**The exercise**
Transcribe the lines below verbatim, skipping the images.

◇ ◇ ◇ ◇ ◇ ◇ ◇

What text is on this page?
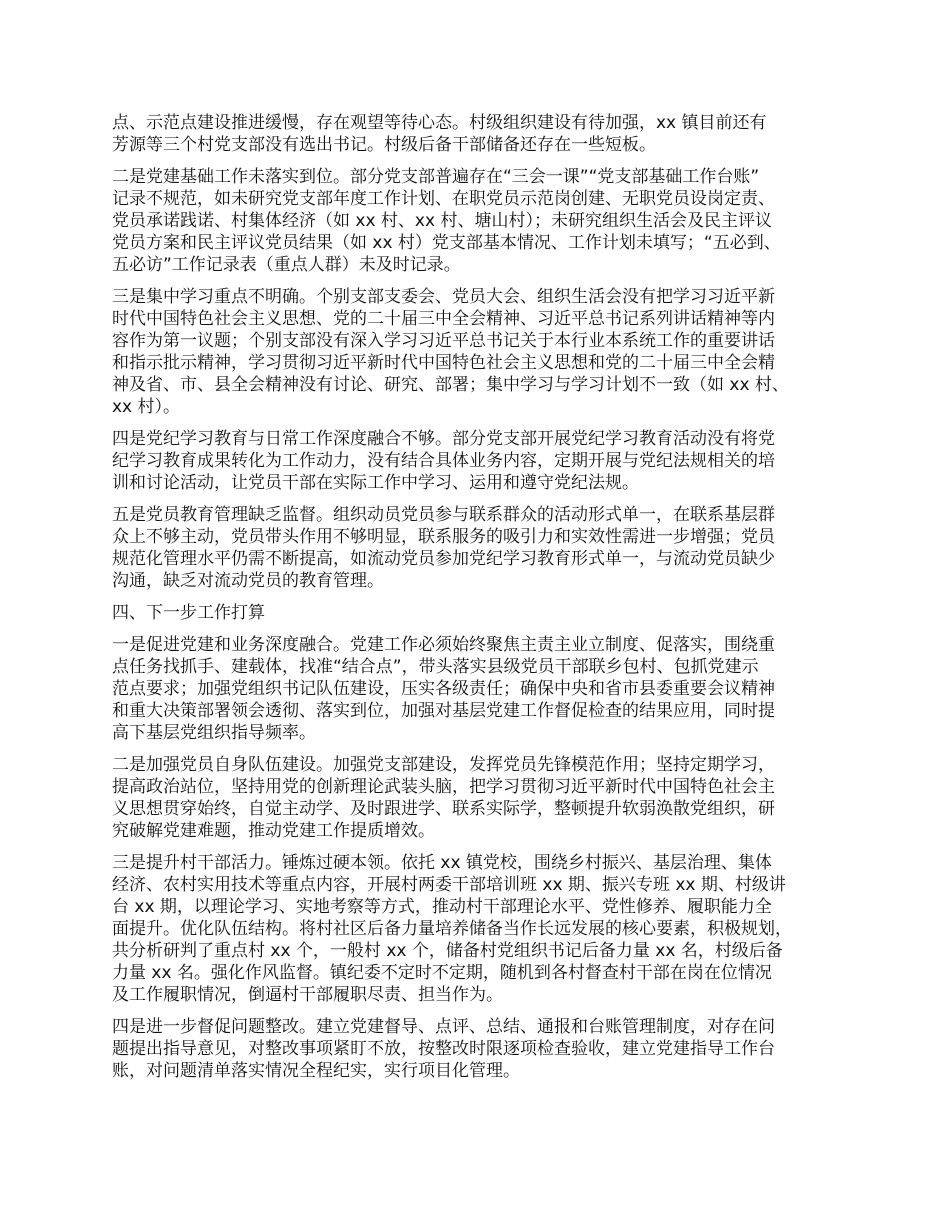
点、示范点建设推进缓慢，存在观望等待心态。村级组织建设有待加强，xx 镇目前还有
芳源等三个村党支部没有选出书记。村级后备干部储备还存在一些短板。

二是党建基础工作未落实到位。部分党支部普遍存在“三会一课”“党支部基础工作台账”
记录不规范，如未研究党支部年度工作计划、在职党员示范岗创建、无职党员设岗定责、
党员承诺践诺、村集体经济（如 xx 村、xx 村、塘山村）；未研究组织生活会及民主评议
党员方案和民主评议党员结果（如 xx 村）党支部基本情况、工作计划未填写；“五必到、
五必访”工作记录表（重点人群）未及时记录。

三是集中学习重点不明确。个别支部支委会、党员大会、组织生活会没有把学习习近平新
时代中国特色社会主义思想、党的二十届三中全会精神、习近平总书记系列讲话精神等内
容作为第一议题；个别支部没有深入学习习近平总书记关于本行业本系统工作的重要讲话
和指示批示精神，学习贯彻习近平新时代中国特色社会主义思想和党的二十届三中全会精
神及省、市、县全会精神没有讨论、研究、部署；集中学习与学习计划不一致（如 xx 村、
xx 村）。

四是党纪学习教育与日常工作深度融合不够。部分党支部开展党纪学习教育活动没有将党
纪学习教育成果转化为工作动力，没有结合具体业务内容，定期开展与党纪法规相关的培
训和讨论活动，让党员干部在实际工作中学习、运用和遵守党纪法规。

五是党员教育管理缺乏监督。组织动员党员参与联系群众的活动形式单一，在联系基层群
众上不够主动，党员带头作用不够明显，联系服务的吸引力和实效性需进一步增强；党员
规范化管理水平仍需不断提高，如流动党员参加党纪学习教育形式单一，与流动党员缺少
沟通，缺乏对流动党员的教育管理。

四、下一步工作打算

一是促进党建和业务深度融合。党建工作必须始终聚焦主责主业立制度、促落实，围绕重
点任务找抓手、建载体，找准“结合点”，带头落实县级党员干部联乡包村、包抓党建示
范点要求；加强党组织书记队伍建设，压实各级责任；确保中央和省市县委重要会议精神
和重大决策部署领会透彻、落实到位，加强对基层党建工作督促检查的结果应用，同时提
高下基层党组织指导频率。

二是加强党员自身队伍建设。加强党支部建设，发挥党员先锋模范作用；坚持定期学习，
提高政治站位，坚持用党的创新理论武装头脑，把学习贯彻习近平新时代中国特色社会主
义思想贯穿始终，自觉主动学、及时跟进学、联系实际学，整顿提升软弱涣散党组织，研
究破解党建难题，推动党建工作提质增效。

三是提升村干部活力。锤炼过硬本领。依托 xx 镇党校，围绕乡村振兴、基层治理、集体
经济、农村实用技术等重点内容，开展村两委干部培训班 xx 期、振兴专班 xx 期、村级讲
台 xx 期，以理论学习、实地考察等方式，推动村干部理论水平、党性修养、履职能力全
面提升。优化队伍结构。将村社区后备力量培养储备当作长远发展的核心要素，积极规划，
共分析研判了重点村 xx 个，一般村 xx 个，储备村党组织书记后备力量 xx 名，村级后备
力量 xx 名。强化作风监督。镇纪委不定时不定期，随机到各村督查村干部在岗在位情况
及工作履职情况，倒逼村干部履职尽责、担当作为。

四是进一步督促问题整改。建立党建督导、点评、总结、通报和台账管理制度，对存在问
题提出指导意见，对整改事项紧盯不放，按整改时限逐项检查验收，建立党建指导工作台
账，对问题清单落实情况全程纪实，实行项目化管理。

◇ ◇ ◇ ◇ ◇ ◇ ◇

**The answer**
What text is on this page?
点、示范点建设推进缓慢，存在观望等待心态。村级组织建设有待加强，xx 镇目前还有
芳源等三个村党支部没有选出书记。村级后备干部储备还存在一些短板。

二是党建基础工作未落实到位。部分党支部普遍存在“三会一课”“党支部基础工作台账”
记录不规范，如未研究党支部年度工作计划、在职党员示范岗创建、无职党员设岗定责、
党员承诺践诺、村集体经济（如 xx 村、xx 村、塘山村）；未研究组织生活会及民主评议
党员方案和民主评议党员结果（如 xx 村）党支部基本情况、工作计划未填写；“五必到、
五必访”工作记录表（重点人群）未及时记录。

三是集中学习重点不明确。个别支部支委会、党员大会、组织生活会没有把学习习近平新
时代中国特色社会主义思想、党的二十届三中全会精神、习近平总书记系列讲话精神等内
容作为第一议题；个别支部没有深入学习习近平总书记关于本行业本系统工作的重要讲话
和指示批示精神，学习贯彻习近平新时代中国特色社会主义思想和党的二十届三中全会精
神及省、市、县全会精神没有讨论、研究、部署；集中学习与学习计划不一致（如 xx 村、
xx 村）。

四是党纪学习教育与日常工作深度融合不够。部分党支部开展党纪学习教育活动没有将党
纪学习教育成果转化为工作动力，没有结合具体业务内容，定期开展与党纪法规相关的培
训和讨论活动，让党员干部在实际工作中学习、运用和遵守党纪法规。

五是党员教育管理缺乏监督。组织动员党员参与联系群众的活动形式单一，在联系基层群
众上不够主动，党员带头作用不够明显，联系服务的吸引力和实效性需进一步增强；党员
规范化管理水平仍需不断提高，如流动党员参加党纪学习教育形式单一，与流动党员缺少
沟通，缺乏对流动党员的教育管理。

四、下一步工作打算

一是促进党建和业务深度融合。党建工作必须始终聚焦主责主业立制度、促落实，围绕重
点任务找抓手、建载体，找准“结合点”，带头落实县级党员干部联乡包村、包抓党建示
范点要求；加强党组织书记队伍建设，压实各级责任；确保中央和省市县委重要会议精神
和重大决策部署领会透彻、落实到位，加强对基层党建工作督促检查的结果应用，同时提
高下基层党组织指导频率。

二是加强党员自身队伍建设。加强党支部建设，发挥党员先锋模范作用；坚持定期学习，
提高政治站位，坚持用党的创新理论武装头脑，把学习贯彻习近平新时代中国特色社会主
义思想贯穿始终，自觉主动学、及时跟进学、联系实际学，整顿提升软弱涣散党组织，研
究破解党建难题，推动党建工作提质增效。

三是提升村干部活力。锤炼过硬本领。依托 xx 镇党校，围绕乡村振兴、基层治理、集体
经济、农村实用技术等重点内容，开展村两委干部培训班 xx 期、振兴专班 xx 期、村级讲
台 xx 期，以理论学习、实地考察等方式，推动村干部理论水平、党性修养、履职能力全
面提升。优化队伍结构。将村社区后备力量培养储备当作长远发展的核心要素，积极规划，
共分析研判了重点村 xx 个，一般村 xx 个，储备村党组织书记后备力量 xx 名，村级后备
力量 xx 名。强化作风监督。镇纪委不定时不定期，随机到各村督查村干部在岗在位情况
及工作履职情况，倒逼村干部履职尽责、担当作为。

四是进一步督促问题整改。建立党建督导、点评、总结、通报和台账管理制度，对存在问
题提出指导意见，对整改事项紧盯不放，按整改时限逐项检查验收，建立党建指导工作台
账，对问题清单落实情况全程纪实，实行项目化管理。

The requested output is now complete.